Exercise brief: Go through the entries below and write each one out exactly.

Data rows:

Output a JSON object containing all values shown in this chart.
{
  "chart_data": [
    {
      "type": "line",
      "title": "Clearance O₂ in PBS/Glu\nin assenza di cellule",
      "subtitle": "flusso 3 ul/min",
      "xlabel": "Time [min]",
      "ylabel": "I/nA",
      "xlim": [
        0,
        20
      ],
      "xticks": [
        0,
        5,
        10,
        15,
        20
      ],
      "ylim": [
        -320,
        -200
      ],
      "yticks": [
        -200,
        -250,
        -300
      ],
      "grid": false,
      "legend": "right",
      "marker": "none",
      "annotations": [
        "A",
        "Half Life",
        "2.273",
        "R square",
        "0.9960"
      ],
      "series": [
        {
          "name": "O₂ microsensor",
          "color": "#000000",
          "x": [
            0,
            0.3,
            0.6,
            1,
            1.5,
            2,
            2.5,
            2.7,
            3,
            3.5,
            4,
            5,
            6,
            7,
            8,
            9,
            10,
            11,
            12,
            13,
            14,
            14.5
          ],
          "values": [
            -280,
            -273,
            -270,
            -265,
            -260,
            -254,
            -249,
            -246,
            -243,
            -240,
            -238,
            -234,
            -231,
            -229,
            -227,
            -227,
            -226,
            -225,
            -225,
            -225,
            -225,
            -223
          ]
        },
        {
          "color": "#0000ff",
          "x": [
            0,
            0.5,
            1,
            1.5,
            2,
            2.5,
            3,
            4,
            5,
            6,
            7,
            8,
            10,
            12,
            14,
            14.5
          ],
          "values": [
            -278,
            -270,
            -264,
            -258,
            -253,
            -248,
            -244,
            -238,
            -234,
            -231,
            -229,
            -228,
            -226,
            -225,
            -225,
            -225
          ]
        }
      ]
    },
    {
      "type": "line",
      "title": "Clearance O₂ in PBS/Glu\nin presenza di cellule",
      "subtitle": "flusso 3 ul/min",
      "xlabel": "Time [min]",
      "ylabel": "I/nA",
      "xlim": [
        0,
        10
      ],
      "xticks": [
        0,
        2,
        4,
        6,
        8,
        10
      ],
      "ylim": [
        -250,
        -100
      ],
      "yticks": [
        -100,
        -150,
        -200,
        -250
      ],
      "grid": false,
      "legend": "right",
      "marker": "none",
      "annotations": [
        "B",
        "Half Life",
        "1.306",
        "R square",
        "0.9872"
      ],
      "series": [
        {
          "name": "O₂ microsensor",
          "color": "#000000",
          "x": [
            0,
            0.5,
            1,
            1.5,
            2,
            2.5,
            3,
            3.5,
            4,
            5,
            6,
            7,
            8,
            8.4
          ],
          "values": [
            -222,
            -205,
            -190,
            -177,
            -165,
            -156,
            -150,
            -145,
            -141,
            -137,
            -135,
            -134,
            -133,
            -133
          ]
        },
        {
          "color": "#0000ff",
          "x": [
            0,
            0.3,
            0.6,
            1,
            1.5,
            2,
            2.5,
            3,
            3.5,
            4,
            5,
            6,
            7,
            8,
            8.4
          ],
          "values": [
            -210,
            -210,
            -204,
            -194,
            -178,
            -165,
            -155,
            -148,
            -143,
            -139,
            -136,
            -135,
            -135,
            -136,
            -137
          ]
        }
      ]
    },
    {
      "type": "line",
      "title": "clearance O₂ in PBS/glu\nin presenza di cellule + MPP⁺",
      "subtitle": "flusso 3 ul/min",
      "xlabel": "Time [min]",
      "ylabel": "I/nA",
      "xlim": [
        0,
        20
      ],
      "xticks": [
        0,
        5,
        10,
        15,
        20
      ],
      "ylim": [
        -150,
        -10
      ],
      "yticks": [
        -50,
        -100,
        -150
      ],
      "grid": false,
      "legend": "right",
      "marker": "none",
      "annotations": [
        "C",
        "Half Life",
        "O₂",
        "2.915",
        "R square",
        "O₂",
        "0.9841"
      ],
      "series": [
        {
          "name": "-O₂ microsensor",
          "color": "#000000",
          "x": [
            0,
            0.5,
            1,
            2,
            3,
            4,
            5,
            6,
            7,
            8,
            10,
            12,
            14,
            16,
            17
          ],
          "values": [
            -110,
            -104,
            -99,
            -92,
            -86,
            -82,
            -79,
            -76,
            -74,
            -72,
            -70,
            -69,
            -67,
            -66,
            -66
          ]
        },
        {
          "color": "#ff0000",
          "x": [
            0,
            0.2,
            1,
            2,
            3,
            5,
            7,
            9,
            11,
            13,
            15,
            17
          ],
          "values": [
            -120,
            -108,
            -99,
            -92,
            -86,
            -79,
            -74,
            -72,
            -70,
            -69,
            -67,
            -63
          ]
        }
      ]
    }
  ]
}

Exercise output:
Output a JSON object containing all values shown in this chart.
{
  "chart_data": [
    {
      "type": "line",
      "title": "Clearance O₂ in PBS/Glu\nin assenza di cellule",
      "subtitle": "flusso 3 ul/min",
      "xlabel": "Time [min]",
      "ylabel": "I/nA",
      "xlim": [
        0,
        20
      ],
      "xticks": [
        0,
        5,
        10,
        15,
        20
      ],
      "ylim": [
        -320,
        -200
      ],
      "yticks": [
        -200,
        -250,
        -300
      ],
      "grid": false,
      "legend": "right",
      "marker": "none",
      "annotations": [
        "A",
        "Half Life",
        "2.273",
        "R square",
        "0.9960"
      ],
      "series": [
        {
          "name": "O₂ microsensor",
          "color": "#000000",
          "x": [
            0,
            0.3,
            0.6,
            1,
            1.5,
            2,
            2.5,
            2.7,
            3,
            3.5,
            4,
            5,
            6,
            7,
            8,
            9,
            10,
            11,
            12,
            13,
            14,
            14.5
          ],
          "values": [
            -280,
            -273,
            -270,
            -265,
            -260,
            -254,
            -249,
            -246,
            -243,
            -240,
            -238,
            -234,
            -231,
            -229,
            -227,
            -227,
            -226,
            -225,
            -225,
            -225,
            -225,
            -223
          ]
        },
        {
          "color": "#0000ff",
          "x": [
            0,
            0.5,
            1,
            1.5,
            2,
            2.5,
            3,
            4,
            5,
            6,
            7,
            8,
            10,
            12,
            14,
            14.5
          ],
          "values": [
            -278,
            -270,
            -264,
            -258,
            -253,
            -248,
            -244,
            -238,
            -234,
            -231,
            -229,
            -228,
            -226,
            -225,
            -225,
            -225
          ]
        }
      ]
    },
    {
      "type": "line",
      "title": "Clearance O₂ in PBS/Glu\nin presenza di cellule",
      "subtitle": "flusso 3 ul/min",
      "xlabel": "Time [min]",
      "ylabel": "I/nA",
      "xlim": [
        0,
        10
      ],
      "xticks": [
        0,
        2,
        4,
        6,
        8,
        10
      ],
      "ylim": [
        -250,
        -100
      ],
      "yticks": [
        -100,
        -150,
        -200,
        -250
      ],
      "grid": false,
      "legend": "right",
      "marker": "none",
      "annotations": [
        "B",
        "Half Life",
        "1.306",
        "R square",
        "0.9872"
      ],
      "series": [
        {
          "name": "O₂ microsensor",
          "color": "#000000",
          "x": [
            0,
            0.5,
            1,
            1.5,
            2,
            2.5,
            3,
            3.5,
            4,
            5,
            6,
            7,
            8,
            8.4
          ],
          "values": [
            -222,
            -205,
            -190,
            -177,
            -165,
            -156,
            -150,
            -145,
            -141,
            -137,
            -135,
            -134,
            -133,
            -133
          ]
        },
        {
          "color": "#0000ff",
          "x": [
            0,
            0.3,
            0.6,
            1,
            1.5,
            2,
            2.5,
            3,
            3.5,
            4,
            5,
            6,
            7,
            8,
            8.4
          ],
          "values": [
            -210,
            -210,
            -204,
            -194,
            -178,
            -165,
            -155,
            -148,
            -143,
            -139,
            -136,
            -135,
            -135,
            -136,
            -137
          ]
        }
      ]
    },
    {
      "type": "line",
      "title": "clearance O₂ in PBS/glu\nin presenza di cellule + MPP⁺",
      "subtitle": "flusso 3 ul/min",
      "xlabel": "Time [min]",
      "ylabel": "I/nA",
      "xlim": [
        0,
        20
      ],
      "xticks": [
        0,
        5,
        10,
        15,
        20
      ],
      "ylim": [
        -150,
        -10
      ],
      "yticks": [
        -50,
        -100,
        -150
      ],
      "grid": false,
      "legend": "right",
      "marker": "none",
      "annotations": [
        "C",
        "Half Life",
        "O₂",
        "2.915",
        "R square",
        "O₂",
        "0.9841"
      ],
      "series": [
        {
          "name": "-O₂ microsensor",
          "color": "#000000",
          "x": [
            0,
            0.5,
            1,
            2,
            3,
            4,
            5,
            6,
            7,
            8,
            10,
            12,
            14,
            16,
            17
          ],
          "values": [
            -110,
            -104,
            -99,
            -92,
            -86,
            -82,
            -79,
            -76,
            -74,
            -72,
            -70,
            -69,
            -67,
            -66,
            -66
          ]
        },
        {
          "color": "#ff0000",
          "x": [
            0,
            0.2,
            1,
            2,
            3,
            5,
            7,
            9,
            11,
            13,
            15,
            17
          ],
          "values": [
            -120,
            -108,
            -99,
            -92,
            -86,
            -79,
            -74,
            -72,
            -70,
            -69,
            -67,
            -63
          ]
        }
      ]
    }
  ]
}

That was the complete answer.